-- Problem description --
Restate the whole listing exactly.

Dataset items
-- -- --
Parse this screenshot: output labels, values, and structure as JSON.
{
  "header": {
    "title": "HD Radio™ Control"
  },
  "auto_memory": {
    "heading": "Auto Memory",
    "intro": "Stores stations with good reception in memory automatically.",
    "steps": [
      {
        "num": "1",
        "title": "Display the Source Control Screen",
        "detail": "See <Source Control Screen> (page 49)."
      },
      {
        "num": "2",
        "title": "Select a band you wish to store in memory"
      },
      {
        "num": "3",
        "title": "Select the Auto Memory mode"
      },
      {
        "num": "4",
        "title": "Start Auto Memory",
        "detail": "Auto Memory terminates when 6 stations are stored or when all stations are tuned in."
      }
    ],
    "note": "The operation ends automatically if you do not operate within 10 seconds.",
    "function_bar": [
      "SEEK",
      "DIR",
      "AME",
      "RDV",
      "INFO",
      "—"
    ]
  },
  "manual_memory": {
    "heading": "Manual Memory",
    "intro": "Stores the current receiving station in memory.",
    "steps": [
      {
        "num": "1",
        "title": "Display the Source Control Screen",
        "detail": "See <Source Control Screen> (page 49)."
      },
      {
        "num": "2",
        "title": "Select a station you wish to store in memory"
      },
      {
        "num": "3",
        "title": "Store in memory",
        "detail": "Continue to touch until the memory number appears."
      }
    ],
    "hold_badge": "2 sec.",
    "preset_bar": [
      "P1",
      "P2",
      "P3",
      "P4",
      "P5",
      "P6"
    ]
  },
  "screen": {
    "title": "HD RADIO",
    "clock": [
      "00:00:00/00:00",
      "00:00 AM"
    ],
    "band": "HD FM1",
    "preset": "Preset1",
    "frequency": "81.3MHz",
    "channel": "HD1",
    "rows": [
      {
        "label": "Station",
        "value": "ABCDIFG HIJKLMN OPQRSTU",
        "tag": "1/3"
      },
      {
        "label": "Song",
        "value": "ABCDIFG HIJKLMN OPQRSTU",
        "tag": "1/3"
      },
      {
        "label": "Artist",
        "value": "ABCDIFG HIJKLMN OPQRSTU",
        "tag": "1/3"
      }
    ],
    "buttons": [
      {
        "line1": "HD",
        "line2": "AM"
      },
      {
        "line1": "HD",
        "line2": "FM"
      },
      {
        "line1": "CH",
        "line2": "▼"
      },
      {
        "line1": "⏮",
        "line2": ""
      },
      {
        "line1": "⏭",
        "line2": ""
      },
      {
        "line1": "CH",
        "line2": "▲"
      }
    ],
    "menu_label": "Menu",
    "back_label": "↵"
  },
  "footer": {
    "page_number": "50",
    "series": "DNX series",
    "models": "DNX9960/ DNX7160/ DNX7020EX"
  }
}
-- -- --
-- Written reply --
Parse this screenshot: output labels, values, and structure as JSON.
{
  "header": {
    "title": "HD Radio™ Control"
  },
  "auto_memory": {
    "heading": "Auto Memory",
    "intro": "Stores stations with good reception in memory automatically.",
    "steps": [
      {
        "num": "1",
        "title": "Display the Source Control Screen",
        "detail": "See <Source Control Screen> (page 49)."
      },
      {
        "num": "2",
        "title": "Select a band you wish to store in memory"
      },
      {
        "num": "3",
        "title": "Select the Auto Memory mode"
      },
      {
        "num": "4",
        "title": "Start Auto Memory",
        "detail": "Auto Memory terminates when 6 stations are stored or when all stations are tuned in."
      }
    ],
    "note": "The operation ends automatically if you do not operate within 10 seconds.",
    "function_bar": [
      "SEEK",
      "DIR",
      "AME",
      "RDV",
      "INFO",
      "—"
    ]
  },
  "manual_memory": {
    "heading": "Manual Memory",
    "intro": "Stores the current receiving station in memory.",
    "steps": [
      {
        "num": "1",
        "title": "Display the Source Control Screen",
        "detail": "See <Source Control Screen> (page 49)."
      },
      {
        "num": "2",
        "title": "Select a station you wish to store in memory"
      },
      {
        "num": "3",
        "title": "Store in memory",
        "detail": "Continue to touch until the memory number appears."
      }
    ],
    "hold_badge": "2 sec.",
    "preset_bar": [
      "P1",
      "P2",
      "P3",
      "P4",
      "P5",
      "P6"
    ]
  },
  "screen": {
    "title": "HD RADIO",
    "clock": [
      "00:00:00/00:00",
      "00:00 AM"
    ],
    "band": "HD FM1",
    "preset": "Preset1",
    "frequency": "81.3MHz",
    "channel": "HD1",
    "rows": [
      {
        "label": "Station",
        "value": "ABCDIFG HIJKLMN OPQRSTU",
        "tag": "1/3"
      },
      {
        "label": "Song",
        "value": "ABCDIFG HIJKLMN OPQRSTU",
        "tag": "1/3"
      },
      {
        "label": "Artist",
        "value": "ABCDIFG HIJKLMN OPQRSTU",
        "tag": "1/3"
      }
    ],
    "buttons": [
      {
        "line1": "HD",
        "line2": "AM"
      },
      {
        "line1": "HD",
        "line2": "FM"
      },
      {
        "line1": "CH",
        "line2": "▼"
      },
      {
        "line1": "⏮",
        "line2": ""
      },
      {
        "line1": "⏭",
        "line2": ""
      },
      {
        "line1": "CH",
        "line2": "▲"
      }
    ],
    "menu_label": "Menu",
    "back_label": "↵"
  },
  "footer": {
    "page_number": "50",
    "series": "DNX series",
    "models": "DNX9960/ DNX7160/ DNX7020EX"
  }
}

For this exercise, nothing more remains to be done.